- Written instruction -
Return the lines where the word "jutó" occurs.

Extracts from a graphics dataset
»»

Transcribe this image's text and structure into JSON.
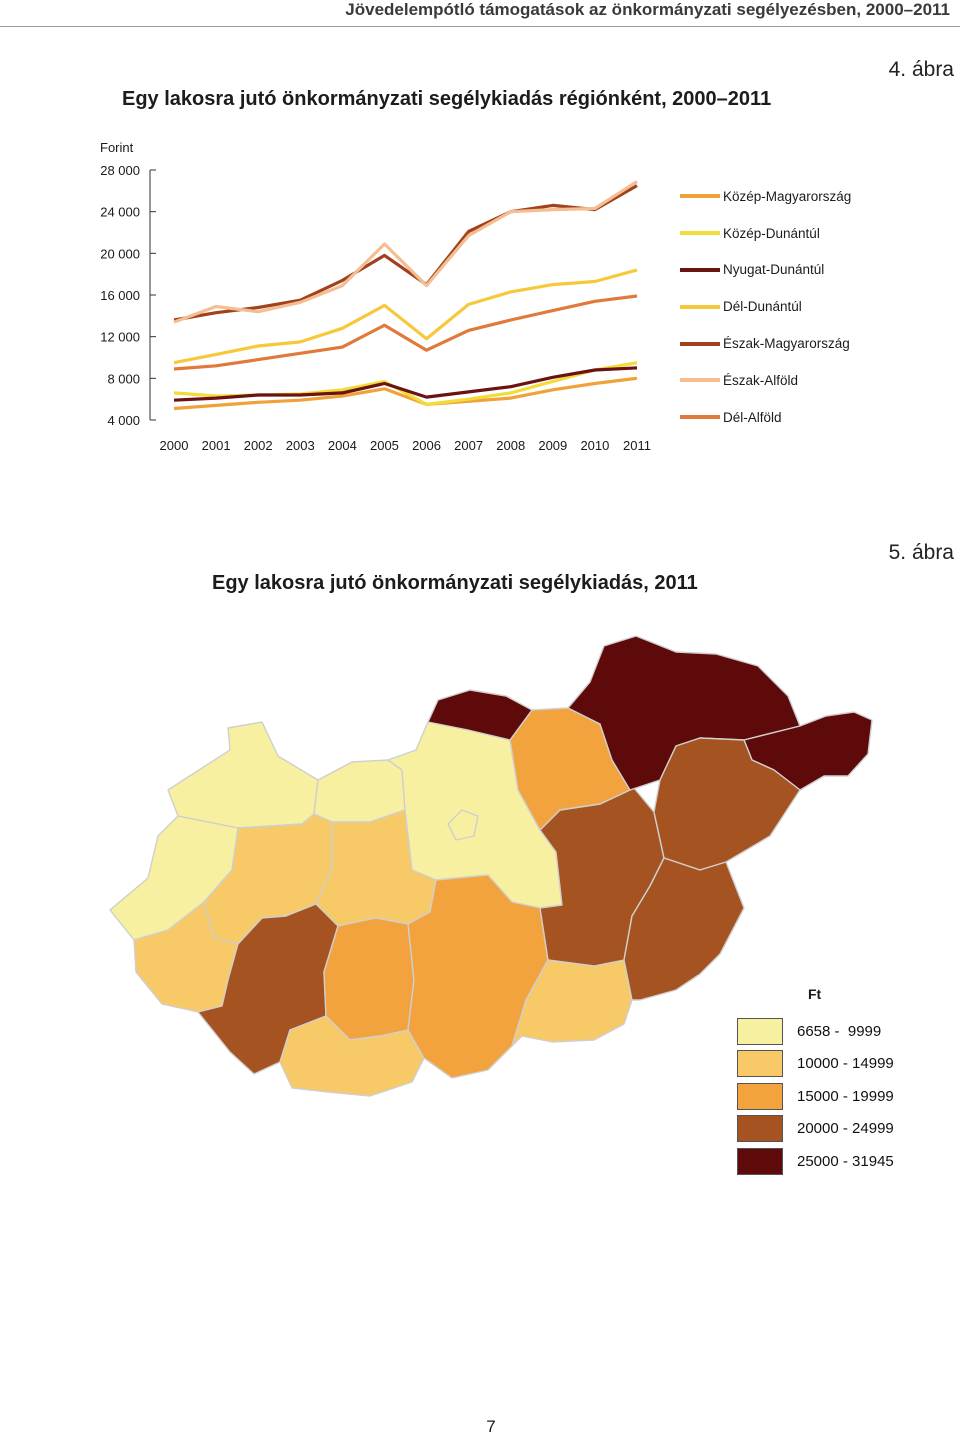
{
  "running_header": "Jövedelempótló támogatások az önkormányzati segélyezésben, 2000–2011",
  "figure4": {
    "number": "4. ábra",
    "title": "Egy lakosra jutó önkormányzati segélykiadás régiónként, 2000–2011"
  },
  "figure5": {
    "number": "5. ábra",
    "title": "Egy lakosra jutó önkormányzati segélykiadás, 2011"
  },
  "chart_data": {
    "type": "line",
    "title": "Egy lakosra jutó önkormányzati segélykiadás régiónként, 2000–2011",
    "ylabel": "Forint",
    "xlabel": "",
    "x": [
      "2000",
      "2001",
      "2002",
      "2003",
      "2004",
      "2005",
      "2006",
      "2007",
      "2008",
      "2009",
      "2010",
      "2011"
    ],
    "y_ticks": [
      4000,
      8000,
      12000,
      16000,
      20000,
      24000,
      28000
    ],
    "y_tick_labels": [
      "4 000",
      "8 000",
      "12 000",
      "16 000",
      "20 000",
      "24 000",
      "28 000"
    ],
    "ylim": [
      4000,
      28000
    ],
    "grid": false,
    "legend_position": "right",
    "series": [
      {
        "name": "Közép-Magyarország",
        "color": "#f0a23a",
        "values": [
          5100,
          5400,
          5700,
          5900,
          6300,
          7000,
          5500,
          5800,
          6100,
          6900,
          7500,
          8000
        ]
      },
      {
        "name": "Közép-Dunántúl",
        "color": "#f2dc3a",
        "values": [
          6600,
          6300,
          6400,
          6500,
          6900,
          7700,
          5500,
          6000,
          6600,
          7700,
          8800,
          9500
        ]
      },
      {
        "name": "Nyugat-Dunántúl",
        "color": "#6b1212",
        "values": [
          5900,
          6100,
          6400,
          6400,
          6600,
          7500,
          6200,
          6700,
          7200,
          8100,
          8800,
          9000
        ]
      },
      {
        "name": "Dél-Dunántúl",
        "color": "#f6c83a",
        "values": [
          9500,
          10300,
          11100,
          11500,
          12800,
          15000,
          11800,
          15100,
          16300,
          17000,
          17300,
          18400
        ]
      },
      {
        "name": "Észak-Magyarország",
        "color": "#a1421c",
        "values": [
          13600,
          14300,
          14800,
          15500,
          17400,
          19800,
          17000,
          22100,
          24000,
          24600,
          24200,
          26500
        ]
      },
      {
        "name": "Észak-Alföld",
        "color": "#f4bd92",
        "values": [
          13400,
          14900,
          14400,
          15300,
          16900,
          20900,
          16900,
          21700,
          24000,
          24200,
          24300,
          26900
        ]
      },
      {
        "name": "Dél-Alföld",
        "color": "#e0793a",
        "values": [
          8900,
          9200,
          9800,
          10400,
          11000,
          13100,
          10700,
          12600,
          13600,
          14500,
          15400,
          15900
        ]
      }
    ]
  },
  "map": {
    "legend_unit": "Ft",
    "legend": [
      {
        "label": "6658 -  9999",
        "color": "#f7f0a0"
      },
      {
        "label": "10000 - 14999",
        "color": "#f8c967"
      },
      {
        "label": "15000 - 19999",
        "color": "#f2a33e"
      },
      {
        "label": "20000 - 24999",
        "color": "#a55321"
      },
      {
        "label": "25000 - 31945",
        "color": "#5e0a0a"
      }
    ]
  },
  "page_number": "7"
}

««

- Problem solution -
    "title": "Egy lakosra jutó önkormányzati segélykiadás régiónként, 2000–2011"
    "title": "Egy lakosra jutó önkormányzati segélykiadás, 2011"
    "title": "Egy lakosra jutó önkormányzati segélykiadás régiónként, 2000–2011",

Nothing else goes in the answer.